**** TASK INPUTS ****

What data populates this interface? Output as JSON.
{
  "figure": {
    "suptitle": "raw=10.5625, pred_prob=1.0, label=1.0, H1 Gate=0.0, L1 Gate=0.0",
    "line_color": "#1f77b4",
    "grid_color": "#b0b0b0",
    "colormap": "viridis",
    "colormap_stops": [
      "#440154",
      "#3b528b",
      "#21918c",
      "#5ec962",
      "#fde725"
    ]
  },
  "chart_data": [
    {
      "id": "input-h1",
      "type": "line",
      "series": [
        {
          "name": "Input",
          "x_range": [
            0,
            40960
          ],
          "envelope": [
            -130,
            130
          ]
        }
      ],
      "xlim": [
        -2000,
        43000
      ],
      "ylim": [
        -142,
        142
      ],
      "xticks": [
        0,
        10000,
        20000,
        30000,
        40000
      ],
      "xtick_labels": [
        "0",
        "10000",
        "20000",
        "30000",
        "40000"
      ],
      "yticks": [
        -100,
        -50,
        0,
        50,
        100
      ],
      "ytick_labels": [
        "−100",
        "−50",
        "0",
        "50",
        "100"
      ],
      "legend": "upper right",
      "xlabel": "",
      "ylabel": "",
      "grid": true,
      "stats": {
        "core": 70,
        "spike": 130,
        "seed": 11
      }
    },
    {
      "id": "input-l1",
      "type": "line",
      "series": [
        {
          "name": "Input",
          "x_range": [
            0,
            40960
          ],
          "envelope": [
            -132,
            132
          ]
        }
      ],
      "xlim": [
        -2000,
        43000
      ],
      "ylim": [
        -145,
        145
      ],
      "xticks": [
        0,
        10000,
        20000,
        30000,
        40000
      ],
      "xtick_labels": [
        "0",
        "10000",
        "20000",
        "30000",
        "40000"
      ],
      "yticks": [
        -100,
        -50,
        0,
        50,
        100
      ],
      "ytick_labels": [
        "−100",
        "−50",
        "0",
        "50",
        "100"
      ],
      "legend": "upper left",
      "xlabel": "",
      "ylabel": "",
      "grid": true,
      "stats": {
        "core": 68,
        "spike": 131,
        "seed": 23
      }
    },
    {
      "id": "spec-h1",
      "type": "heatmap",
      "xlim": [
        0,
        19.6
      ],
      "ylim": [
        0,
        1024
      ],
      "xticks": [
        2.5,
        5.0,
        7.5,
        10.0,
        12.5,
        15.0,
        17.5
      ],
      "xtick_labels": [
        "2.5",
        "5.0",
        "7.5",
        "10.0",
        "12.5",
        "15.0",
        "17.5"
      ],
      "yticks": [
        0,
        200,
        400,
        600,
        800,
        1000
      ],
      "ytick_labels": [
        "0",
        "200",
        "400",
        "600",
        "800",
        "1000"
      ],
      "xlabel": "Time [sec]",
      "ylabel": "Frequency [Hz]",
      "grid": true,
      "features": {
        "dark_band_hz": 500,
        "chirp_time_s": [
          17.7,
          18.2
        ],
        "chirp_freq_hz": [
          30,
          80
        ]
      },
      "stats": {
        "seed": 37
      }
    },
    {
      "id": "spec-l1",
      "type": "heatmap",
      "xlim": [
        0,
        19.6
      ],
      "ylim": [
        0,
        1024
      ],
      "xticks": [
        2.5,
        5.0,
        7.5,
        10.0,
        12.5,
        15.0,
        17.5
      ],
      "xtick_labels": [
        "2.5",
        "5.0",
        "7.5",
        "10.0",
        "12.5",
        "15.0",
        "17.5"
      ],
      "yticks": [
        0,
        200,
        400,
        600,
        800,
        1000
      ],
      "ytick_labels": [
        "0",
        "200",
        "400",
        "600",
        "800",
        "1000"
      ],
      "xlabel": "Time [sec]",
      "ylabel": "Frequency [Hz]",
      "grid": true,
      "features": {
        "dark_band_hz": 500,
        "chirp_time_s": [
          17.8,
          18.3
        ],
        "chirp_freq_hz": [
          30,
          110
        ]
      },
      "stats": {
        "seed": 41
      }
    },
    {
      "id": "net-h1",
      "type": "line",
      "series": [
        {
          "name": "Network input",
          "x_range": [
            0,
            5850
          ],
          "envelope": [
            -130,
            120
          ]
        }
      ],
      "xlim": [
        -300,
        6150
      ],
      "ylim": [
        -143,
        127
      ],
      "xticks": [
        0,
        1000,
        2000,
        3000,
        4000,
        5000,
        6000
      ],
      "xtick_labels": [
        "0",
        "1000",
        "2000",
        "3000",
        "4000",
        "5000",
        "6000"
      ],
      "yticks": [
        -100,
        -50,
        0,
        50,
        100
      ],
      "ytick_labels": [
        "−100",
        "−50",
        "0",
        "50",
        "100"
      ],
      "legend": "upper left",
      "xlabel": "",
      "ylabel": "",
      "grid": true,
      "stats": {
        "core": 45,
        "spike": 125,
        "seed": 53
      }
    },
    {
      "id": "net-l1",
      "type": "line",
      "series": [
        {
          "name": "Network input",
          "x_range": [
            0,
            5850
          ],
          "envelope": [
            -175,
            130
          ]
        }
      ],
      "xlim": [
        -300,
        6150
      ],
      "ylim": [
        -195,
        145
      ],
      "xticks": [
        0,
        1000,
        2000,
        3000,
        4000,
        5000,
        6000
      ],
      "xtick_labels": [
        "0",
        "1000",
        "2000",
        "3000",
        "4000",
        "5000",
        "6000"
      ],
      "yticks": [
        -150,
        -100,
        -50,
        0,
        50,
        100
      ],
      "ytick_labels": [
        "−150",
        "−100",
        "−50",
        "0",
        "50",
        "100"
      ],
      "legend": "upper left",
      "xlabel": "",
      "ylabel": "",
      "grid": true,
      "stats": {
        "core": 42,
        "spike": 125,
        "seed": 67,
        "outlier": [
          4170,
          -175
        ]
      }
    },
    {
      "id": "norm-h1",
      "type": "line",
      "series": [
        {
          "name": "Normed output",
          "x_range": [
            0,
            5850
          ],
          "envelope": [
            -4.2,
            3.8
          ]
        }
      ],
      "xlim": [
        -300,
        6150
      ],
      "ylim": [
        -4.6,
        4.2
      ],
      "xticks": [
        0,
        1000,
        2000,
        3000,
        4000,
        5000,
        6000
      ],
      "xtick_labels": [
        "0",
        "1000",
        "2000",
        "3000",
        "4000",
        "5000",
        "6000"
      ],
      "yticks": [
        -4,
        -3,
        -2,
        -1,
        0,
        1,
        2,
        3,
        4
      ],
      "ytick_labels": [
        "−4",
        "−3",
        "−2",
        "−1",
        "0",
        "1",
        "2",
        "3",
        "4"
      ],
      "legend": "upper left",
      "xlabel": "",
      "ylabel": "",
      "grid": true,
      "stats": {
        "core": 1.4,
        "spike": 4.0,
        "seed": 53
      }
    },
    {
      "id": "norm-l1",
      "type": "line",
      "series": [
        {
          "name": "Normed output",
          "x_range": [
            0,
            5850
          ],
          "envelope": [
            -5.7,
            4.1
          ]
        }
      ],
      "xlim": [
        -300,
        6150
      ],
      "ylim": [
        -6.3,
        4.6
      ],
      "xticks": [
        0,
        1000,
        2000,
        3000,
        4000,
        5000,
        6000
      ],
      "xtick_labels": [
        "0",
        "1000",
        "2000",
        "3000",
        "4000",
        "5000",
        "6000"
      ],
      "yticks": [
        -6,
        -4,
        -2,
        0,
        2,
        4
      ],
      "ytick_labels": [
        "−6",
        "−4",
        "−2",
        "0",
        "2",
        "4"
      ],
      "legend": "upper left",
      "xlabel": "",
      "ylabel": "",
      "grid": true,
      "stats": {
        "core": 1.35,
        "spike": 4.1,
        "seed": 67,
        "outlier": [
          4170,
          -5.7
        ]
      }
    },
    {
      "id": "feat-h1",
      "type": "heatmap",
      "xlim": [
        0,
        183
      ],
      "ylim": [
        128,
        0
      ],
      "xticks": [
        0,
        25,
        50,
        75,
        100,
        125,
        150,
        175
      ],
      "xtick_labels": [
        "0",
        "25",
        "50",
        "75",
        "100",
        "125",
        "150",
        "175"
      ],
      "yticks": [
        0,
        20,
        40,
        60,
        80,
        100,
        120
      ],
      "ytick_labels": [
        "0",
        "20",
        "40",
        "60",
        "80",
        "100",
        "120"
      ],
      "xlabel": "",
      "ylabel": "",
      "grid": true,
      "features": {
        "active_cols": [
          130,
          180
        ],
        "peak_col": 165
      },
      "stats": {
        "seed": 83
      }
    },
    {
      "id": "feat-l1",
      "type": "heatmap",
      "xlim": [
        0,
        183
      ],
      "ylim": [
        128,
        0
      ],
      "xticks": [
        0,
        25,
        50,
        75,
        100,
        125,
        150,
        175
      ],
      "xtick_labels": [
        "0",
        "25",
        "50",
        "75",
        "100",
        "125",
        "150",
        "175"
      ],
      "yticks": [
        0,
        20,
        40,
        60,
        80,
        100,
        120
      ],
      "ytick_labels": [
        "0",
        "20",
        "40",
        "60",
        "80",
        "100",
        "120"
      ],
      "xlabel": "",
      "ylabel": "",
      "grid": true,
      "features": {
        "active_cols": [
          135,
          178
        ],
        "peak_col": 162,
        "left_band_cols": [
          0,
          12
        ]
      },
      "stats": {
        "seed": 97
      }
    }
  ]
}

****

#### WHAT YOU SHOULD DO
For the material, find the number of lines holding the word "seed" and give that figure and nothing more.

#### SOLUTION FOR THIS TASK
10